*Exercise description*:
Say how many lines of these entries include the word "typical", and answer with the number alone.

(Collection entries)
==*==

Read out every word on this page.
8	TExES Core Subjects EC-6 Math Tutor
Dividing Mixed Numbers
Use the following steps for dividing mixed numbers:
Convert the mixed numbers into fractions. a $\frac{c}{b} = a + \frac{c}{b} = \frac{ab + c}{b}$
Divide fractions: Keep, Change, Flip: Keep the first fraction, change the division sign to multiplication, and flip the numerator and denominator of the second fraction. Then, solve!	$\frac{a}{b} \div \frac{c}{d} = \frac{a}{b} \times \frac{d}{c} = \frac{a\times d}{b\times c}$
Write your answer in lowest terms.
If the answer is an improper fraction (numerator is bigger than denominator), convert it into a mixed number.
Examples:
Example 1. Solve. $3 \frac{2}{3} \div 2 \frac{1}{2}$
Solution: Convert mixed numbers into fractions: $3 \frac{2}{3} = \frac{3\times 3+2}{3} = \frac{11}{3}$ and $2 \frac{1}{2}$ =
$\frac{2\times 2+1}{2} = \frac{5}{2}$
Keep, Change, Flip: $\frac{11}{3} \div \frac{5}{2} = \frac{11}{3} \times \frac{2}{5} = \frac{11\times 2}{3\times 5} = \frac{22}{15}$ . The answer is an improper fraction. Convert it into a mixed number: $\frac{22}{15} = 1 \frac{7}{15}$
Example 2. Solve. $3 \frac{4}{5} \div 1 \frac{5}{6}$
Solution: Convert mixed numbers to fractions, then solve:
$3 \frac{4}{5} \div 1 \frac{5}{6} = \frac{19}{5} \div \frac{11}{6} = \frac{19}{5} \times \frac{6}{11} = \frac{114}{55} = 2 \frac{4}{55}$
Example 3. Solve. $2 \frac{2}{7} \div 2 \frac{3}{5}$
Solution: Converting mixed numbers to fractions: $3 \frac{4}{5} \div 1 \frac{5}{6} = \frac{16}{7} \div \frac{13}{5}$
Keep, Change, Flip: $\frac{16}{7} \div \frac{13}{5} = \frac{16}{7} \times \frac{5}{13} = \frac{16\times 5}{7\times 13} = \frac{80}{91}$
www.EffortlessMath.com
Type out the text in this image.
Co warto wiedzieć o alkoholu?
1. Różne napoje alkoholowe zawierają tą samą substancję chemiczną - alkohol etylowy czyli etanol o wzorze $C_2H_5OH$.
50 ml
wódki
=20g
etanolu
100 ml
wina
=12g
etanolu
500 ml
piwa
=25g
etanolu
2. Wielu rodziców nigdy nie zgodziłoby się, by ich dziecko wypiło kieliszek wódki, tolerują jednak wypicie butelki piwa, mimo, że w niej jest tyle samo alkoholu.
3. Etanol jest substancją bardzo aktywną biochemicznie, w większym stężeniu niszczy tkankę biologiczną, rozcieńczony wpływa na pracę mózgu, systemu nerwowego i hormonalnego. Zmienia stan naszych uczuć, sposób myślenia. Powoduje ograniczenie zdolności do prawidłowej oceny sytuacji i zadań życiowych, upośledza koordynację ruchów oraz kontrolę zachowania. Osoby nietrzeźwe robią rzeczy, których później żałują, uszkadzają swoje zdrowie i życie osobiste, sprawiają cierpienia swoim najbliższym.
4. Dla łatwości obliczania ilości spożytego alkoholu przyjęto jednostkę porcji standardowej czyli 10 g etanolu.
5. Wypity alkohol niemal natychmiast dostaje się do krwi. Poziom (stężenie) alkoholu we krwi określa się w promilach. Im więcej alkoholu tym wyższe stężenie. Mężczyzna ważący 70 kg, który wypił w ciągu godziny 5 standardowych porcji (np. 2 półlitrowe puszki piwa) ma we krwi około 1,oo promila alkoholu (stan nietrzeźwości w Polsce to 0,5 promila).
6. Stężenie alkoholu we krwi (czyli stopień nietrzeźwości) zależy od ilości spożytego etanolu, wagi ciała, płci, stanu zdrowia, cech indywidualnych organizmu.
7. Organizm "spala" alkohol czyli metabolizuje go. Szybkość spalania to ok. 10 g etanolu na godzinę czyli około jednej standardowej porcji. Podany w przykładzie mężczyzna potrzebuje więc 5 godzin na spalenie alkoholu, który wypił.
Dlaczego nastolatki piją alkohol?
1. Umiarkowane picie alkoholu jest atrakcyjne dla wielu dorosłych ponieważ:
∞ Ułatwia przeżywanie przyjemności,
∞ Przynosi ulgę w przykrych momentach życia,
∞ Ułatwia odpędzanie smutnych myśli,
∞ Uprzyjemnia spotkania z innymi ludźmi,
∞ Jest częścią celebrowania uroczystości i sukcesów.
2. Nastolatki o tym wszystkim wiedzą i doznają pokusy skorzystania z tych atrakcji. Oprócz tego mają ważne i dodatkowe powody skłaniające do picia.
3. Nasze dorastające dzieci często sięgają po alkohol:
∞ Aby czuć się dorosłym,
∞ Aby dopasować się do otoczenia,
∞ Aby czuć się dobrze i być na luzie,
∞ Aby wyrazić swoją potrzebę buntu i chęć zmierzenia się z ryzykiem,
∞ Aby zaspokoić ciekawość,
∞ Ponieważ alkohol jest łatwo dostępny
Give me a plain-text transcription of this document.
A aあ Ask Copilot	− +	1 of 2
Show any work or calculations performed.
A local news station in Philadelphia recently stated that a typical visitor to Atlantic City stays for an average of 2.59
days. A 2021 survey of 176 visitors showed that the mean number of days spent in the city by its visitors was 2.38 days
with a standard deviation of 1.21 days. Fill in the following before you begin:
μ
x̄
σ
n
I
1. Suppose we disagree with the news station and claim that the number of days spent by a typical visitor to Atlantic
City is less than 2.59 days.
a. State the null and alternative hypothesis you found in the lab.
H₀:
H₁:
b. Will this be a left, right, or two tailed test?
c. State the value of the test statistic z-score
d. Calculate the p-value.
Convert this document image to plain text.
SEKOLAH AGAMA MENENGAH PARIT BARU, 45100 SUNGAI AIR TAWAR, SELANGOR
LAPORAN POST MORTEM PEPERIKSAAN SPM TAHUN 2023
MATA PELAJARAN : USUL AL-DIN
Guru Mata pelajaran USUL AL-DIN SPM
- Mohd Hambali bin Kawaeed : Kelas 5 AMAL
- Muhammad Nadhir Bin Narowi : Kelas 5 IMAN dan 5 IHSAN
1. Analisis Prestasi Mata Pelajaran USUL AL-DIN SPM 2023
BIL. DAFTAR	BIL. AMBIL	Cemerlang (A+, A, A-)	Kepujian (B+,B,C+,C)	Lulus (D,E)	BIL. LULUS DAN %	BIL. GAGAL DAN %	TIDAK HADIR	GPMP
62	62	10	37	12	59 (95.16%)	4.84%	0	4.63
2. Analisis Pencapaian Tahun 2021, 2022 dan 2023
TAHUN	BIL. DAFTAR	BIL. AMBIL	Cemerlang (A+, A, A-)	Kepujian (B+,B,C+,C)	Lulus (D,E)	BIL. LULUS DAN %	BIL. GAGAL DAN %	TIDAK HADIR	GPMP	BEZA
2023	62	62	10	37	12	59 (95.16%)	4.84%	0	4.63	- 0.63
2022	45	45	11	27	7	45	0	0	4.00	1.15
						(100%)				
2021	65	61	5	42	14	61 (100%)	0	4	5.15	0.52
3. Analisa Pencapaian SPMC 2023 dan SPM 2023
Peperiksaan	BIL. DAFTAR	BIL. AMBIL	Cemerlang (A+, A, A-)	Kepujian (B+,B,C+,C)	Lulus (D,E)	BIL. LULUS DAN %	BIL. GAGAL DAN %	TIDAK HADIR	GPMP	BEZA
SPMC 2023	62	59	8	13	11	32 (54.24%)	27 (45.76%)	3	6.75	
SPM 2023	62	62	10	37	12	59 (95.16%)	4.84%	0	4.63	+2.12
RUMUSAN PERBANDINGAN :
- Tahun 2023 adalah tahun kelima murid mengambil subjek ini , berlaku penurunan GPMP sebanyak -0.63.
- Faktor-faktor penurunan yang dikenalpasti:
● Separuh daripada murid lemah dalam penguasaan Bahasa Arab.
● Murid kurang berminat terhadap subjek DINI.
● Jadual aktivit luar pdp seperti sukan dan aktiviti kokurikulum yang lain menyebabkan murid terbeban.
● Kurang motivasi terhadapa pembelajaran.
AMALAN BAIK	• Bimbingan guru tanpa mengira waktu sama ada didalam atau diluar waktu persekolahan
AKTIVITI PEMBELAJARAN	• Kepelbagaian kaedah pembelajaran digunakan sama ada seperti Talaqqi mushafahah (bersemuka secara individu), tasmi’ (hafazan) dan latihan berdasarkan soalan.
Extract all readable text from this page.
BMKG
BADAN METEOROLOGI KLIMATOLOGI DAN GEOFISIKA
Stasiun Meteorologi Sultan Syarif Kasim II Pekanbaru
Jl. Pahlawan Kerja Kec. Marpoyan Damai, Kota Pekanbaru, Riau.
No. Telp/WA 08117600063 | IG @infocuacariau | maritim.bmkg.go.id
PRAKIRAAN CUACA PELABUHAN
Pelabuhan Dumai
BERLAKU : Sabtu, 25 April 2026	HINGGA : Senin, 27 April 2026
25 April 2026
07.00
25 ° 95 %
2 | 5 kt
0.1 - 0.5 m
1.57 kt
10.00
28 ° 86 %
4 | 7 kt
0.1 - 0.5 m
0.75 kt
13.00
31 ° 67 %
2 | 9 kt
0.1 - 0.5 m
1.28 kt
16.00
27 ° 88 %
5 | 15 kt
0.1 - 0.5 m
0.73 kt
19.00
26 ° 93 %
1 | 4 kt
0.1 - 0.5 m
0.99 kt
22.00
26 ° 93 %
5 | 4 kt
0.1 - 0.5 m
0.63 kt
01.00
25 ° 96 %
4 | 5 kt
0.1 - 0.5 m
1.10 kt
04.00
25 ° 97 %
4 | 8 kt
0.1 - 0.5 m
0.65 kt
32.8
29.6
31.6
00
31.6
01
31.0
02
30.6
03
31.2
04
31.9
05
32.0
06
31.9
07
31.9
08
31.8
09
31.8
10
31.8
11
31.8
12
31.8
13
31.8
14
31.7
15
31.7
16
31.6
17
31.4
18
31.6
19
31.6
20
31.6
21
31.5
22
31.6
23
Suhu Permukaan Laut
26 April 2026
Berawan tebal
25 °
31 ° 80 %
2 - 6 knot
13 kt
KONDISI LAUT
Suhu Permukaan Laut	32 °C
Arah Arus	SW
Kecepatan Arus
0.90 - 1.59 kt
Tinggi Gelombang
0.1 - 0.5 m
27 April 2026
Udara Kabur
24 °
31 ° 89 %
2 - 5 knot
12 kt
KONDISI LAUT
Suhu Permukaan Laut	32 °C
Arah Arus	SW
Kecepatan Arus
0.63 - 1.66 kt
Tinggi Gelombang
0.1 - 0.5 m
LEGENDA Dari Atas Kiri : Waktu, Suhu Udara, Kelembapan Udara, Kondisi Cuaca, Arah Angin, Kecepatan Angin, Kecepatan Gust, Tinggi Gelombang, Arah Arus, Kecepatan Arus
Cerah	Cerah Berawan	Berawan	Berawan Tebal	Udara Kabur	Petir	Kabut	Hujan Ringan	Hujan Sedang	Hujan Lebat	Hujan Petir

==*==

*Output of the task*:
2